OBJECTIVE: The records below must be retyped exactly.

Chart and figure data

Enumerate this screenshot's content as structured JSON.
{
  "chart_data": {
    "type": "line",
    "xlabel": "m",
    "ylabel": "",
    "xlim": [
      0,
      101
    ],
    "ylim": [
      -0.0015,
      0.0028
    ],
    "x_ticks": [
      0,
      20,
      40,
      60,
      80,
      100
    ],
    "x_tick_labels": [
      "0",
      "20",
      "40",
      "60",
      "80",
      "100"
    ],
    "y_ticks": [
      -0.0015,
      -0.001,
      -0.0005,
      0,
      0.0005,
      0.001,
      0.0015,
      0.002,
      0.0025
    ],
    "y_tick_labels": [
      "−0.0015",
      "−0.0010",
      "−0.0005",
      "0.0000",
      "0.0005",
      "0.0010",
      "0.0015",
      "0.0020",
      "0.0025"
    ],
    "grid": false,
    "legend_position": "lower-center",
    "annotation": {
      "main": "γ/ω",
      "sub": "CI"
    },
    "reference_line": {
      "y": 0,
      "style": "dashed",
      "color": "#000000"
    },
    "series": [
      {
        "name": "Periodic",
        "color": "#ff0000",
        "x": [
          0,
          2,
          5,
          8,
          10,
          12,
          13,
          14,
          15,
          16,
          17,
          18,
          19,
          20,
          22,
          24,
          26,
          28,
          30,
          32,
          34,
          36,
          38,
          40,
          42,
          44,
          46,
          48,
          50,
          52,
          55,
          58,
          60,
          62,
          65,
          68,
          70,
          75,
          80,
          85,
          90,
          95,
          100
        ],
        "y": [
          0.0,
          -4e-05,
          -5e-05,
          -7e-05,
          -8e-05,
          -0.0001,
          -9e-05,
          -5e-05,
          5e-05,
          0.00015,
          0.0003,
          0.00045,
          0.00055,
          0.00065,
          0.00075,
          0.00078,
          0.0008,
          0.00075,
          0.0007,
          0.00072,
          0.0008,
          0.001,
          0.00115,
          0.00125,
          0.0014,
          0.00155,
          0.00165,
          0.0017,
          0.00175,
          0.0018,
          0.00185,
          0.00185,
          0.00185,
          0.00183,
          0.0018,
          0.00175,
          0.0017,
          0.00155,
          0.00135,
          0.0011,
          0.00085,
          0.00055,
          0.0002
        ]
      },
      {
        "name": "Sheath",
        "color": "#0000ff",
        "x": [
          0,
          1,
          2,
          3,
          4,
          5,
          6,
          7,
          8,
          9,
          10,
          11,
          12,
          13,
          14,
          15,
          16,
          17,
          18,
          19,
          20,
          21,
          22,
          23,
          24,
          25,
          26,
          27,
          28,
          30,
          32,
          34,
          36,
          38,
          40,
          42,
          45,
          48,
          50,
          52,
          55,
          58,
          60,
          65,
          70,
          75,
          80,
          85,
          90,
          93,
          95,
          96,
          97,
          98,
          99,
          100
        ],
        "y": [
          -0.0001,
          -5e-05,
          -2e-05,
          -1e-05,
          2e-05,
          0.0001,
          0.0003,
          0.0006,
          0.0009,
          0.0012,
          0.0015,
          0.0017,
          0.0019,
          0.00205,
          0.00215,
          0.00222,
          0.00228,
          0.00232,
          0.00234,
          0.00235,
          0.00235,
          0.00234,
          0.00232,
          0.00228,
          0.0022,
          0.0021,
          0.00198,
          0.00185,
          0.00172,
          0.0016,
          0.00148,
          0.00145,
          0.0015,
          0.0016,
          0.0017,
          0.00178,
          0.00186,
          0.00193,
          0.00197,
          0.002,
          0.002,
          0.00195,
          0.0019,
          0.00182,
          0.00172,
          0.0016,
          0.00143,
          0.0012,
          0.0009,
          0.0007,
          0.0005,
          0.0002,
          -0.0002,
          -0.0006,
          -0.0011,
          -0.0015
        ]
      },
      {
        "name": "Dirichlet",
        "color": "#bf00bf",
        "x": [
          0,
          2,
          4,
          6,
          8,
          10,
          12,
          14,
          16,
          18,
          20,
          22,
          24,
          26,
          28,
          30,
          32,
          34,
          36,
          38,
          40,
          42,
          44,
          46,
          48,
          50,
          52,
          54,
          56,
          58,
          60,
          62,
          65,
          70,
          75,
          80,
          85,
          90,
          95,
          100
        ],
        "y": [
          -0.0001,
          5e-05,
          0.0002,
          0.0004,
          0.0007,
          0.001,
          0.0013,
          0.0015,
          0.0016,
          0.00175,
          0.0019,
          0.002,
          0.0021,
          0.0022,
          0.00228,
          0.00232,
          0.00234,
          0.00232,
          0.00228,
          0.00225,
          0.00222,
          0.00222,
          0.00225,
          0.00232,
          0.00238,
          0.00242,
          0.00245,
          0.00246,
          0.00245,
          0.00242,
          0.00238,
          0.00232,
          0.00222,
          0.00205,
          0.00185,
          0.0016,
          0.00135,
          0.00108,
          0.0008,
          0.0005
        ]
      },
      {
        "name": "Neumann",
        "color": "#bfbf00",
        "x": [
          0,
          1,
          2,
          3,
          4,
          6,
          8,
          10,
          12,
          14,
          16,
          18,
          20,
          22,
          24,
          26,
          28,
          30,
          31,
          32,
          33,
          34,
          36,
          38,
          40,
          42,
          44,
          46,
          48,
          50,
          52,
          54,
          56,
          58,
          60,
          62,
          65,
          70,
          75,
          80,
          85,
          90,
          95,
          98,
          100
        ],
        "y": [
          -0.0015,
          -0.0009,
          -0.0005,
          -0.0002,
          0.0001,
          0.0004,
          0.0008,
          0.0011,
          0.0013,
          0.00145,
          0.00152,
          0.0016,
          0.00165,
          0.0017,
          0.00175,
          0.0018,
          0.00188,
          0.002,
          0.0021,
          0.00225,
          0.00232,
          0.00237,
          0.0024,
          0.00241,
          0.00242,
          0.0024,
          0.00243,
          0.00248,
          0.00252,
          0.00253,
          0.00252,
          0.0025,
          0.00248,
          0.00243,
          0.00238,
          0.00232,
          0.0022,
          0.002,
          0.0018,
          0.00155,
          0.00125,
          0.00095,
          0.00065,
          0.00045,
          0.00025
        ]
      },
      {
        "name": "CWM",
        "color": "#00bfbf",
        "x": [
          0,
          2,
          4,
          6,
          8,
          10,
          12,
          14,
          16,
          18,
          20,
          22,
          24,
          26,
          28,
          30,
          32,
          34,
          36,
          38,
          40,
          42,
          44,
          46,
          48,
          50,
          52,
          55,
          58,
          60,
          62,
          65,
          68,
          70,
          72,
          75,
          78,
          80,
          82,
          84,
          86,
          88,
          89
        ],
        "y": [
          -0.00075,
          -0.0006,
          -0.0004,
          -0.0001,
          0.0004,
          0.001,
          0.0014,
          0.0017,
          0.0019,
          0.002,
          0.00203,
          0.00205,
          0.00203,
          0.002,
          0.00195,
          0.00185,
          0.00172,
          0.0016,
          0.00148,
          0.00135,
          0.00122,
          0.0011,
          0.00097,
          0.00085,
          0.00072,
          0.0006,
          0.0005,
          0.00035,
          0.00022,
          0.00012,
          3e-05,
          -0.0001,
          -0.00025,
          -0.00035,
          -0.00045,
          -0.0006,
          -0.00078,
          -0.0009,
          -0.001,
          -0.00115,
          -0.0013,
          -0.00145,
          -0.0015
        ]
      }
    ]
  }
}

EXERCISE OUTPUT:
Enumerate this screenshot's content as structured JSON.
{
  "chart_data": {
    "type": "line",
    "xlabel": "m",
    "ylabel": "",
    "xlim": [
      0,
      101
    ],
    "ylim": [
      -0.0015,
      0.0028
    ],
    "x_ticks": [
      0,
      20,
      40,
      60,
      80,
      100
    ],
    "x_tick_labels": [
      "0",
      "20",
      "40",
      "60",
      "80",
      "100"
    ],
    "y_ticks": [
      -0.0015,
      -0.001,
      -0.0005,
      0,
      0.0005,
      0.001,
      0.0015,
      0.002,
      0.0025
    ],
    "y_tick_labels": [
      "−0.0015",
      "−0.0010",
      "−0.0005",
      "0.0000",
      "0.0005",
      "0.0010",
      "0.0015",
      "0.0020",
      "0.0025"
    ],
    "grid": false,
    "legend_position": "lower-center",
    "annotation": {
      "main": "γ/ω",
      "sub": "CI"
    },
    "reference_line": {
      "y": 0,
      "style": "dashed",
      "color": "#000000"
    },
    "series": [
      {
        "name": "Periodic",
        "color": "#ff0000",
        "x": [
          0,
          2,
          5,
          8,
          10,
          12,
          13,
          14,
          15,
          16,
          17,
          18,
          19,
          20,
          22,
          24,
          26,
          28,
          30,
          32,
          34,
          36,
          38,
          40,
          42,
          44,
          46,
          48,
          50,
          52,
          55,
          58,
          60,
          62,
          65,
          68,
          70,
          75,
          80,
          85,
          90,
          95,
          100
        ],
        "y": [
          0.0,
          -4e-05,
          -5e-05,
          -7e-05,
          -8e-05,
          -0.0001,
          -9e-05,
          -5e-05,
          5e-05,
          0.00015,
          0.0003,
          0.00045,
          0.00055,
          0.00065,
          0.00075,
          0.00078,
          0.0008,
          0.00075,
          0.0007,
          0.00072,
          0.0008,
          0.001,
          0.00115,
          0.00125,
          0.0014,
          0.00155,
          0.00165,
          0.0017,
          0.00175,
          0.0018,
          0.00185,
          0.00185,
          0.00185,
          0.00183,
          0.0018,
          0.00175,
          0.0017,
          0.00155,
          0.00135,
          0.0011,
          0.00085,
          0.00055,
          0.0002
        ]
      },
      {
        "name": "Sheath",
        "color": "#0000ff",
        "x": [
          0,
          1,
          2,
          3,
          4,
          5,
          6,
          7,
          8,
          9,
          10,
          11,
          12,
          13,
          14,
          15,
          16,
          17,
          18,
          19,
          20,
          21,
          22,
          23,
          24,
          25,
          26,
          27,
          28,
          30,
          32,
          34,
          36,
          38,
          40,
          42,
          45,
          48,
          50,
          52,
          55,
          58,
          60,
          65,
          70,
          75,
          80,
          85,
          90,
          93,
          95,
          96,
          97,
          98,
          99,
          100
        ],
        "y": [
          -0.0001,
          -5e-05,
          -2e-05,
          -1e-05,
          2e-05,
          0.0001,
          0.0003,
          0.0006,
          0.0009,
          0.0012,
          0.0015,
          0.0017,
          0.0019,
          0.00205,
          0.00215,
          0.00222,
          0.00228,
          0.00232,
          0.00234,
          0.00235,
          0.00235,
          0.00234,
          0.00232,
          0.00228,
          0.0022,
          0.0021,
          0.00198,
          0.00185,
          0.00172,
          0.0016,
          0.00148,
          0.00145,
          0.0015,
          0.0016,
          0.0017,
          0.00178,
          0.00186,
          0.00193,
          0.00197,
          0.002,
          0.002,
          0.00195,
          0.0019,
          0.00182,
          0.00172,
          0.0016,
          0.00143,
          0.0012,
          0.0009,
          0.0007,
          0.0005,
          0.0002,
          -0.0002,
          -0.0006,
          -0.0011,
          -0.0015
        ]
      },
      {
        "name": "Dirichlet",
        "color": "#bf00bf",
        "x": [
          0,
          2,
          4,
          6,
          8,
          10,
          12,
          14,
          16,
          18,
          20,
          22,
          24,
          26,
          28,
          30,
          32,
          34,
          36,
          38,
          40,
          42,
          44,
          46,
          48,
          50,
          52,
          54,
          56,
          58,
          60,
          62,
          65,
          70,
          75,
          80,
          85,
          90,
          95,
          100
        ],
        "y": [
          -0.0001,
          5e-05,
          0.0002,
          0.0004,
          0.0007,
          0.001,
          0.0013,
          0.0015,
          0.0016,
          0.00175,
          0.0019,
          0.002,
          0.0021,
          0.0022,
          0.00228,
          0.00232,
          0.00234,
          0.00232,
          0.00228,
          0.00225,
          0.00222,
          0.00222,
          0.00225,
          0.00232,
          0.00238,
          0.00242,
          0.00245,
          0.00246,
          0.00245,
          0.00242,
          0.00238,
          0.00232,
          0.00222,
          0.00205,
          0.00185,
          0.0016,
          0.00135,
          0.00108,
          0.0008,
          0.0005
        ]
      },
      {
        "name": "Neumann",
        "color": "#bfbf00",
        "x": [
          0,
          1,
          2,
          3,
          4,
          6,
          8,
          10,
          12,
          14,
          16,
          18,
          20,
          22,
          24,
          26,
          28,
          30,
          31,
          32,
          33,
          34,
          36,
          38,
          40,
          42,
          44,
          46,
          48,
          50,
          52,
          54,
          56,
          58,
          60,
          62,
          65,
          70,
          75,
          80,
          85,
          90,
          95,
          98,
          100
        ],
        "y": [
          -0.0015,
          -0.0009,
          -0.0005,
          -0.0002,
          0.0001,
          0.0004,
          0.0008,
          0.0011,
          0.0013,
          0.00145,
          0.00152,
          0.0016,
          0.00165,
          0.0017,
          0.00175,
          0.0018,
          0.00188,
          0.002,
          0.0021,
          0.00225,
          0.00232,
          0.00237,
          0.0024,
          0.00241,
          0.00242,
          0.0024,
          0.00243,
          0.00248,
          0.00252,
          0.00253,
          0.00252,
          0.0025,
          0.00248,
          0.00243,
          0.00238,
          0.00232,
          0.0022,
          0.002,
          0.0018,
          0.00155,
          0.00125,
          0.00095,
          0.00065,
          0.00045,
          0.00025
        ]
      },
      {
        "name": "CWM",
        "color": "#00bfbf",
        "x": [
          0,
          2,
          4,
          6,
          8,
          10,
          12,
          14,
          16,
          18,
          20,
          22,
          24,
          26,
          28,
          30,
          32,
          34,
          36,
          38,
          40,
          42,
          44,
          46,
          48,
          50,
          52,
          55,
          58,
          60,
          62,
          65,
          68,
          70,
          72,
          75,
          78,
          80,
          82,
          84,
          86,
          88,
          89
        ],
        "y": [
          -0.00075,
          -0.0006,
          -0.0004,
          -0.0001,
          0.0004,
          0.001,
          0.0014,
          0.0017,
          0.0019,
          0.002,
          0.00203,
          0.00205,
          0.00203,
          0.002,
          0.00195,
          0.00185,
          0.00172,
          0.0016,
          0.00148,
          0.00135,
          0.00122,
          0.0011,
          0.00097,
          0.00085,
          0.00072,
          0.0006,
          0.0005,
          0.00035,
          0.00022,
          0.00012,
          3e-05,
          -0.0001,
          -0.00025,
          -0.00035,
          -0.00045,
          -0.0006,
          -0.00078,
          -0.0009,
          -0.001,
          -0.00115,
          -0.0013,
          -0.00145,
          -0.0015
        ]
      }
    ]
  }
}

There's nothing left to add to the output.